Exercise - Exclude the pictures, then repeat the remaining data exactly.

Information supplied -
-*-*-

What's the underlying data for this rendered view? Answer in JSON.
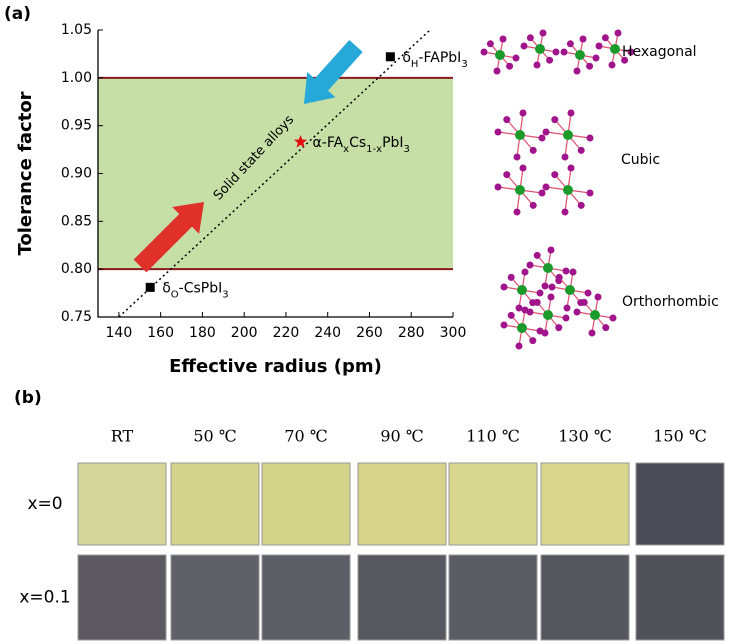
{
  "panel_labels": [
    "(a)",
    "(b)"
  ],
  "chart_data": {
    "type": "scatter",
    "xlabel": "Effective radius (pm)",
    "ylabel": "Tolerance factor",
    "xlim": [
      130,
      300
    ],
    "xticks": [
      140,
      160,
      180,
      200,
      220,
      240,
      260,
      280,
      300
    ],
    "ylim": [
      0.75,
      1.05
    ],
    "yticks": [
      0.75,
      {
        "value": 0.8,
        "label": "0.80"
      },
      0.85,
      {
        "value": 0.9,
        "label": "0.90"
      },
      0.95,
      {
        "value": 1.0,
        "label": "1.00"
      },
      1.05
    ],
    "band": {
      "ylim": [
        0.8,
        1.0
      ],
      "color": "#c6dfa6",
      "edge_color": "#8b1a1a"
    },
    "fit_line": {
      "x": [
        140,
        289
      ],
      "y": [
        0.75,
        1.05
      ]
    },
    "annotation": "Solid state alloys",
    "points": [
      {
        "x": 155,
        "y": 0.781,
        "marker": "square",
        "color": "#000000",
        "label": [
          {
            "text": "δ"
          },
          {
            "text": "O",
            "sub": true
          },
          {
            "text": "-CsPbI"
          },
          {
            "text": "3",
            "sub": true
          }
        ]
      },
      {
        "x": 227,
        "y": 0.933,
        "marker": "star",
        "color": "#e01010",
        "label": [
          {
            "text": "α-FA"
          },
          {
            "text": "x",
            "sub": true
          },
          {
            "text": "Cs"
          },
          {
            "text": "1-x",
            "sub": true
          },
          {
            "text": "PbI"
          },
          {
            "text": "3",
            "sub": true
          }
        ]
      },
      {
        "x": 270,
        "y": 1.022,
        "marker": "square",
        "color": "#000000",
        "label": [
          {
            "text": "δ"
          },
          {
            "text": "H",
            "sub": true
          },
          {
            "text": "-FAPbI"
          },
          {
            "text": "3",
            "sub": true
          }
        ]
      }
    ]
  },
  "structures": [
    "Hexagonal",
    "Cubic",
    "Orthorhombic"
  ],
  "photos": {
    "columns": [
      "RT",
      "50 ℃",
      "70 ℃",
      "90 ℃",
      "110 ℃",
      "130 ℃",
      "150 ℃"
    ],
    "rows": [
      {
        "label": "x=0",
        "colors": [
          "#d4d69a",
          "#d2d38c",
          "#d4d38a",
          "#d6d48a",
          "#d8d790",
          "#d8d68c",
          "#4a4d55"
        ]
      },
      {
        "label": "x=0.1",
        "colors": [
          "#5c5a60",
          "#606168",
          "#5d5f66",
          "#56585f",
          "#5b5d64",
          "#55575e",
          "#505258"
        ]
      }
    ]
  }
}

-*-*-

Finished answer -
What's the underlying data for this rendered view? Answer in JSON.
{
  "panel_labels": [
    "(a)",
    "(b)"
  ],
  "chart_data": {
    "type": "scatter",
    "xlabel": "Effective radius (pm)",
    "ylabel": "Tolerance factor",
    "xlim": [
      130,
      300
    ],
    "xticks": [
      140,
      160,
      180,
      200,
      220,
      240,
      260,
      280,
      300
    ],
    "ylim": [
      0.75,
      1.05
    ],
    "yticks": [
      0.75,
      {
        "value": 0.8,
        "label": "0.80"
      },
      0.85,
      {
        "value": 0.9,
        "label": "0.90"
      },
      0.95,
      {
        "value": 1.0,
        "label": "1.00"
      },
      1.05
    ],
    "band": {
      "ylim": [
        0.8,
        1.0
      ],
      "color": "#c6dfa6",
      "edge_color": "#8b1a1a"
    },
    "fit_line": {
      "x": [
        140,
        289
      ],
      "y": [
        0.75,
        1.05
      ]
    },
    "annotation": "Solid state alloys",
    "points": [
      {
        "x": 155,
        "y": 0.781,
        "marker": "square",
        "color": "#000000",
        "label": [
          {
            "text": "δ"
          },
          {
            "text": "O",
            "sub": true
          },
          {
            "text": "-CsPbI"
          },
          {
            "text": "3",
            "sub": true
          }
        ]
      },
      {
        "x": 227,
        "y": 0.933,
        "marker": "star",
        "color": "#e01010",
        "label": [
          {
            "text": "α-FA"
          },
          {
            "text": "x",
            "sub": true
          },
          {
            "text": "Cs"
          },
          {
            "text": "1-x",
            "sub": true
          },
          {
            "text": "PbI"
          },
          {
            "text": "3",
            "sub": true
          }
        ]
      },
      {
        "x": 270,
        "y": 1.022,
        "marker": "square",
        "color": "#000000",
        "label": [
          {
            "text": "δ"
          },
          {
            "text": "H",
            "sub": true
          },
          {
            "text": "-FAPbI"
          },
          {
            "text": "3",
            "sub": true
          }
        ]
      }
    ]
  },
  "structures": [
    "Hexagonal",
    "Cubic",
    "Orthorhombic"
  ],
  "photos": {
    "columns": [
      "RT",
      "50 ℃",
      "70 ℃",
      "90 ℃",
      "110 ℃",
      "130 ℃",
      "150 ℃"
    ],
    "rows": [
      {
        "label": "x=0",
        "colors": [
          "#d4d69a",
          "#d2d38c",
          "#d4d38a",
          "#d6d48a",
          "#d8d790",
          "#d8d68c",
          "#4a4d55"
        ]
      },
      {
        "label": "x=0.1",
        "colors": [
          "#5c5a60",
          "#606168",
          "#5d5f66",
          "#56585f",
          "#5b5d64",
          "#55575e",
          "#505258"
        ]
      }
    ]
  }
}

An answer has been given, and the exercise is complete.